[Page element annotations]
★ ★ ★ ★ ★
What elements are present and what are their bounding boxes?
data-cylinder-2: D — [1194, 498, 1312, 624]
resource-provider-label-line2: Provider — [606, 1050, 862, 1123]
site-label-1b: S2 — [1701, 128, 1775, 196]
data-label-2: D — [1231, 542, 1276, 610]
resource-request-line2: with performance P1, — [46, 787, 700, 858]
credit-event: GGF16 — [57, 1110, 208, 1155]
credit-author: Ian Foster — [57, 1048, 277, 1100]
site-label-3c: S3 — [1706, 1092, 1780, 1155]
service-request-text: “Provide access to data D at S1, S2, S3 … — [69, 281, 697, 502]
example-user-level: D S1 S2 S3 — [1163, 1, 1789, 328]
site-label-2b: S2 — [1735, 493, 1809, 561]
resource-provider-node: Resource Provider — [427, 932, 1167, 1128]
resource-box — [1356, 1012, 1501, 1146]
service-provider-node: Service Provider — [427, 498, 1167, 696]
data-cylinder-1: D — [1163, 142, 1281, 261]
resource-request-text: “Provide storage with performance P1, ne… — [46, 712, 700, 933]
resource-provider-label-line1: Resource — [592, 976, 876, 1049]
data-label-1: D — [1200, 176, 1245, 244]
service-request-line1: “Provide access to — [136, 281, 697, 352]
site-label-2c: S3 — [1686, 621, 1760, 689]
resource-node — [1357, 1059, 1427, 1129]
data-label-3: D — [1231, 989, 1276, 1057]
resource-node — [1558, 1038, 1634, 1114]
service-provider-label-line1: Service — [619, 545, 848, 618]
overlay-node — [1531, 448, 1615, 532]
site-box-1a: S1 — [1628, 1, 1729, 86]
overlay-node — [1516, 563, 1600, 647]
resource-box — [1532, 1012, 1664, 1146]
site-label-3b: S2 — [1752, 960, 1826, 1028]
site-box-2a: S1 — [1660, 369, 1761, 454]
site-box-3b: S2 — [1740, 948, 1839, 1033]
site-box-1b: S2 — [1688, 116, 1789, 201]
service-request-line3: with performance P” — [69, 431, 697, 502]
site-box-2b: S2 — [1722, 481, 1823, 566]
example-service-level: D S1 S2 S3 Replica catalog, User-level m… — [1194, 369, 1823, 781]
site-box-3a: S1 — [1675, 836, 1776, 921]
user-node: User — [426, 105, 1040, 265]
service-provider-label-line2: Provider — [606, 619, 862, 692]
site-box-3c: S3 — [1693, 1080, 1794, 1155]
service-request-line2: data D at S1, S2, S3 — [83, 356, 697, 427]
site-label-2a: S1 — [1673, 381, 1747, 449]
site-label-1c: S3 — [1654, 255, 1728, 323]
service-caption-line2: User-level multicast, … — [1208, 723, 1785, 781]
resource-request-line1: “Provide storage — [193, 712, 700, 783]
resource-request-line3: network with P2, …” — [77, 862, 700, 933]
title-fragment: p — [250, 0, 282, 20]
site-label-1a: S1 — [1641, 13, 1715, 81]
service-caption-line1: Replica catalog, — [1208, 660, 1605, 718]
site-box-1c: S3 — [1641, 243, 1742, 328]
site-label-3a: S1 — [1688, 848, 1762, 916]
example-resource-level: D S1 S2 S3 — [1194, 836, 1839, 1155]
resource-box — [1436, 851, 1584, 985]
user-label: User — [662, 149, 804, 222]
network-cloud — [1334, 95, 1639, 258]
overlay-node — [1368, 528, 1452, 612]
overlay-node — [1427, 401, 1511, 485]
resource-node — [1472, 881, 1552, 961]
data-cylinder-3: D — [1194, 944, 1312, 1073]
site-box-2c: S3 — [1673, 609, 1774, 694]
★ ★ ★ ★ ★
**WHAT IS BEING ASKED**: Rewrite the lines above, substituting "relay-node" for every "overlay-node" and leaving everything else unchanged.

**SOLUTION TO THE PROBLEM**:
What elements are present and what are their bounding boxes?
data-cylinder-2: D — [1194, 498, 1312, 624]
resource-provider-label-line2: Provider — [606, 1050, 862, 1123]
site-label-1b: S2 — [1701, 128, 1775, 196]
data-label-2: D — [1231, 542, 1276, 610]
resource-request-line2: with performance P1, — [46, 787, 700, 858]
credit-event: GGF16 — [57, 1110, 208, 1155]
credit-author: Ian Foster — [57, 1048, 277, 1100]
site-label-3c: S3 — [1706, 1092, 1780, 1155]
service-request-text: “Provide access to data D at S1, S2, S3 … — [69, 281, 697, 502]
example-user-level: D S1 S2 S3 — [1163, 1, 1789, 328]
site-label-2b: S2 — [1735, 493, 1809, 561]
resource-provider-node: Resource Provider — [427, 932, 1167, 1128]
resource-box — [1356, 1012, 1501, 1146]
service-provider-node: Service Provider — [427, 498, 1167, 696]
data-cylinder-1: D — [1163, 142, 1281, 261]
resource-request-text: “Provide storage with performance P1, ne… — [46, 712, 700, 933]
resource-provider-label-line1: Resource — [592, 976, 876, 1049]
data-label-1: D — [1200, 176, 1245, 244]
service-request-line1: “Provide access to — [136, 281, 697, 352]
site-label-2c: S3 — [1686, 621, 1760, 689]
resource-node — [1357, 1059, 1427, 1129]
data-label-3: D — [1231, 989, 1276, 1057]
resource-node — [1558, 1038, 1634, 1114]
service-provider-label-line1: Service — [619, 545, 848, 618]
relay-node — [1531, 448, 1615, 532]
site-box-1a: S1 — [1628, 1, 1729, 86]
relay-node — [1516, 563, 1600, 647]
resource-box — [1532, 1012, 1664, 1146]
site-label-3b: S2 — [1752, 960, 1826, 1028]
site-box-2a: S1 — [1660, 369, 1761, 454]
site-box-3b: S2 — [1740, 948, 1839, 1033]
site-box-1b: S2 — [1688, 116, 1789, 201]
service-request-line3: with performance P” — [69, 431, 697, 502]
site-box-2b: S2 — [1722, 481, 1823, 566]
example-service-level: D S1 S2 S3 Replica catalog, User-level m… — [1194, 369, 1823, 781]
site-box-3a: S1 — [1675, 836, 1776, 921]
user-node: User — [426, 105, 1040, 265]
service-provider-label-line2: Provider — [606, 619, 862, 692]
site-box-3c: S3 — [1693, 1080, 1794, 1155]
service-request-line2: data D at S1, S2, S3 — [83, 356, 697, 427]
site-label-2a: S1 — [1673, 381, 1747, 449]
site-label-1c: S3 — [1654, 255, 1728, 323]
service-caption-line2: User-level multicast, … — [1208, 723, 1785, 781]
resource-request-line1: “Provide storage — [193, 712, 700, 783]
resource-request-line3: network with P2, …” — [77, 862, 700, 933]
title-fragment: p — [250, 0, 282, 20]
site-label-1a: S1 — [1641, 13, 1715, 81]
service-caption-line1: Replica catalog, — [1208, 660, 1605, 718]
site-box-1c: S3 — [1641, 243, 1742, 328]
site-label-3a: S1 — [1688, 848, 1762, 916]
example-resource-level: D S1 S2 S3 — [1194, 836, 1839, 1155]
resource-box — [1436, 851, 1584, 985]
user-label: User — [662, 149, 804, 222]
network-cloud — [1334, 95, 1639, 258]
relay-node — [1368, 528, 1452, 612]
relay-node — [1427, 401, 1511, 485]
resource-node — [1472, 881, 1552, 961]
data-cylinder-3: D — [1194, 944, 1312, 1073]
site-box-2c: S3 — [1673, 609, 1774, 694]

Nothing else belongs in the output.